↓

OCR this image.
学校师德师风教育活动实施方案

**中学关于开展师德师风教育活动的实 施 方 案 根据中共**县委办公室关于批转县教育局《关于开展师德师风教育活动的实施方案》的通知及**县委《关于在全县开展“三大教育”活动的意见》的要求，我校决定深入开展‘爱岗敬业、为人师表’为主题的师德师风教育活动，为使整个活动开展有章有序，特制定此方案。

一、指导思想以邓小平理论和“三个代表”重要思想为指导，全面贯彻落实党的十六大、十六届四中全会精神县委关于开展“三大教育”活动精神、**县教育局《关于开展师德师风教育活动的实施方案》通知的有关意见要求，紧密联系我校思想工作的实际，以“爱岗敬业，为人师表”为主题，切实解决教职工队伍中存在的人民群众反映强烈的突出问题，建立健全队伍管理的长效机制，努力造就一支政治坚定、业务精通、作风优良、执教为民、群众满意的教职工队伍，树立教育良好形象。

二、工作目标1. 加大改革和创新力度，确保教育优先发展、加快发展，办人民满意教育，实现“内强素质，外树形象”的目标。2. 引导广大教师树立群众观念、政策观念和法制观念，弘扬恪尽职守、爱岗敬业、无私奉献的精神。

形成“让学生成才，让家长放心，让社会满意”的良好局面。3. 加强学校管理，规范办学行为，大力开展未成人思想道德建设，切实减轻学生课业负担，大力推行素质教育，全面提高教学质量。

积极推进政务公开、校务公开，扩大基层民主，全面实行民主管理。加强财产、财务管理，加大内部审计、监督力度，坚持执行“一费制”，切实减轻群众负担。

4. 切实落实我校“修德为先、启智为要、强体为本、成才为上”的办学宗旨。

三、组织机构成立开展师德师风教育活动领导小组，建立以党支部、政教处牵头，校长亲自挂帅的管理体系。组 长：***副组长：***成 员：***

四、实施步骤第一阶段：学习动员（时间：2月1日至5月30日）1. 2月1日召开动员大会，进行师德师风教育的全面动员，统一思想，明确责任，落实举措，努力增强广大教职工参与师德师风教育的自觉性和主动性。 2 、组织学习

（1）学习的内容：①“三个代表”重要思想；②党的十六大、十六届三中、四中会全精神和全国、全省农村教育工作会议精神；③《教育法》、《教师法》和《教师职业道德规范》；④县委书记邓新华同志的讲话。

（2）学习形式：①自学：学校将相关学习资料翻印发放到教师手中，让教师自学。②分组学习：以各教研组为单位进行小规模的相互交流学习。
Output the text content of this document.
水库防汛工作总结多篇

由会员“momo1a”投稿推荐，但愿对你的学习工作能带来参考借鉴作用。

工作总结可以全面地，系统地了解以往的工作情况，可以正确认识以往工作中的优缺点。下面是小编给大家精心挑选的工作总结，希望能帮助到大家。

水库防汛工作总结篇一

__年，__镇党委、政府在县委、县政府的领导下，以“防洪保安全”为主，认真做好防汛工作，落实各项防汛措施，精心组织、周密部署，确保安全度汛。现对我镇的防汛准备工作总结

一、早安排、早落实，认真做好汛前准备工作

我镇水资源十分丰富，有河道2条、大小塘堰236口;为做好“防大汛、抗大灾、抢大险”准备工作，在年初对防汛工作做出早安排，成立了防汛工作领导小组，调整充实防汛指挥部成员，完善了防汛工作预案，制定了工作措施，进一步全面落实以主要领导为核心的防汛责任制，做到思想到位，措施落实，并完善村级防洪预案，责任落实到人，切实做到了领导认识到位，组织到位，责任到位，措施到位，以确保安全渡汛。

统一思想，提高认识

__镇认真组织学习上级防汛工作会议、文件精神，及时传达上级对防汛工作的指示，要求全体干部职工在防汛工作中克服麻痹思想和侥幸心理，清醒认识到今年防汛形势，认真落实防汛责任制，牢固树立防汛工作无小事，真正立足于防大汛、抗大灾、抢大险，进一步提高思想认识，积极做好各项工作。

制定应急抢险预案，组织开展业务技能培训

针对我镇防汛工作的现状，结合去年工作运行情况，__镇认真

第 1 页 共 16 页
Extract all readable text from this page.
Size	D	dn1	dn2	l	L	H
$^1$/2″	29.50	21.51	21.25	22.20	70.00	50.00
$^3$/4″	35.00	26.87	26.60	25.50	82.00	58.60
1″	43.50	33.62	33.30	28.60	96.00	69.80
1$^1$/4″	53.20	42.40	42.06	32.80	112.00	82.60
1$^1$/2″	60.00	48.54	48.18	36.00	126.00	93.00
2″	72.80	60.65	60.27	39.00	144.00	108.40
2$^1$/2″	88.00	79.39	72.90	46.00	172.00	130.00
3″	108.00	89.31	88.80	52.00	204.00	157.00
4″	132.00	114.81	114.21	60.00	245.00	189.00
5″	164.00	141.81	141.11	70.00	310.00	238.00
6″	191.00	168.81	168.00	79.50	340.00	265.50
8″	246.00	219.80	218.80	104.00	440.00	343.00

↑

_Your instructions_: Would you copy out each line exactly as written?

_Solution_:
OCR this image.
学校师德师风教育活动实施方案

**中学关于开展师德师风教育活动的实 施 方 案 根据中共**县委办公室关于批转县教育局《关于开展师德师风教育活动的实施方案》的通知及**县委《关于在全县开展“三大教育”活动的意见》的要求，我校决定深入开展‘爱岗敬业、为人师表’为主题的师德师风教育活动，为使整个活动开展有章有序，特制定此方案。

一、指导思想以邓小平理论和“三个代表”重要思想为指导，全面贯彻落实党的十六大、十六届四中全会精神县委关于开展“三大教育”活动精神、**县教育局《关于开展师德师风教育活动的实施方案》通知的有关意见要求，紧密联系我校思想工作的实际，以“爱岗敬业，为人师表”为主题，切实解决教职工队伍中存在的人民群众反映强烈的突出问题，建立健全队伍管理的长效机制，努力造就一支政治坚定、业务精通、作风优良、执教为民、群众满意的教职工队伍，树立教育良好形象。

二、工作目标1. 加大改革和创新力度，确保教育优先发展、加快发展，办人民满意教育，实现“内强素质，外树形象”的目标。2. 引导广大教师树立群众观念、政策观念和法制观念，弘扬恪尽职守、爱岗敬业、无私奉献的精神。

形成“让学生成才，让家长放心，让社会满意”的良好局面。3. 加强学校管理，规范办学行为，大力开展未成人思想道德建设，切实减轻学生课业负担，大力推行素质教育，全面提高教学质量。

积极推进政务公开、校务公开，扩大基层民主，全面实行民主管理。加强财产、财务管理，加大内部审计、监督力度，坚持执行“一费制”，切实减轻群众负担。

4. 切实落实我校“修德为先、启智为要、强体为本、成才为上”的办学宗旨。

三、组织机构成立开展师德师风教育活动领导小组，建立以党支部、政教处牵头，校长亲自挂帅的管理体系。组 长：***副组长：***成 员：***

四、实施步骤第一阶段：学习动员（时间：2月1日至5月30日）1. 2月1日召开动员大会，进行师德师风教育的全面动员，统一思想，明确责任，落实举措，努力增强广大教职工参与师德师风教育的自觉性和主动性。 2 、组织学习

（1）学习的内容：①“三个代表”重要思想；②党的十六大、十六届三中、四中会全精神和全国、全省农村教育工作会议精神；③《教育法》、《教师法》和《教师职业道德规范》；④县委书记邓新华同志的讲话。

（2）学习形式：①自学：学校将相关学习资料翻印发放到教师手中，让教师自学。②分组学习：以各教研组为单位进行小规模的相互交流学习。
Output the text content of this document.
水库防汛工作总结多篇

由会员“momo1a”投稿推荐，但愿对你的学习工作能带来参考借鉴作用。

工作总结可以全面地，系统地了解以往的工作情况，可以正确认识以往工作中的优缺点。下面是小编给大家精心挑选的工作总结，希望能帮助到大家。

水库防汛工作总结篇一

__年，__镇党委、政府在县委、县政府的领导下，以“防洪保安全”为主，认真做好防汛工作，落实各项防汛措施，精心组织、周密部署，确保安全度汛。现对我镇的防汛准备工作总结

一、早安排、早落实，认真做好汛前准备工作

我镇水资源十分丰富，有河道2条、大小塘堰236口;为做好“防大汛、抗大灾、抢大险”准备工作，在年初对防汛工作做出早安排，成立了防汛工作领导小组，调整充实防汛指挥部成员，完善了防汛工作预案，制定了工作措施，进一步全面落实以主要领导为核心的防汛责任制，做到思想到位，措施落实，并完善村级防洪预案，责任落实到人，切实做到了领导认识到位，组织到位，责任到位，措施到位，以确保安全渡汛。

统一思想，提高认识

__镇认真组织学习上级防汛工作会议、文件精神，及时传达上级对防汛工作的指示，要求全体干部职工在防汛工作中克服麻痹思想和侥幸心理，清醒认识到今年防汛形势，认真落实防汛责任制，牢固树立防汛工作无小事，真正立足于防大汛、抗大灾、抢大险，进一步提高思想认识，积极做好各项工作。

制定应急抢险预案，组织开展业务技能培训

针对我镇防汛工作的现状，结合去年工作运行情况，__镇认真

第 1 页 共 16 页
Extract all readable text from this page.
Size	D	dn1	dn2	l	L	H
$^1$/2″	29.50	21.51	21.25	22.20	70.00	50.00
$^3$/4″	35.00	26.87	26.60	25.50	82.00	58.60
1″	43.50	33.62	33.30	28.60	96.00	69.80
1$^1$/4″	53.20	42.40	42.06	32.80	112.00	82.60
1$^1$/2″	60.00	48.54	48.18	36.00	126.00	93.00
2″	72.80	60.65	60.27	39.00	144.00	108.40
2$^1$/2″	88.00	79.39	72.90	46.00	172.00	130.00
3″	108.00	89.31	88.80	52.00	204.00	157.00
4″	132.00	114.81	114.21	60.00	245.00	189.00
5″	164.00	141.81	141.11	70.00	310.00	238.00
6″	191.00	168.81	168.00	79.50	340.00	265.50
8″	246.00	219.80	218.80	104.00	440.00	343.00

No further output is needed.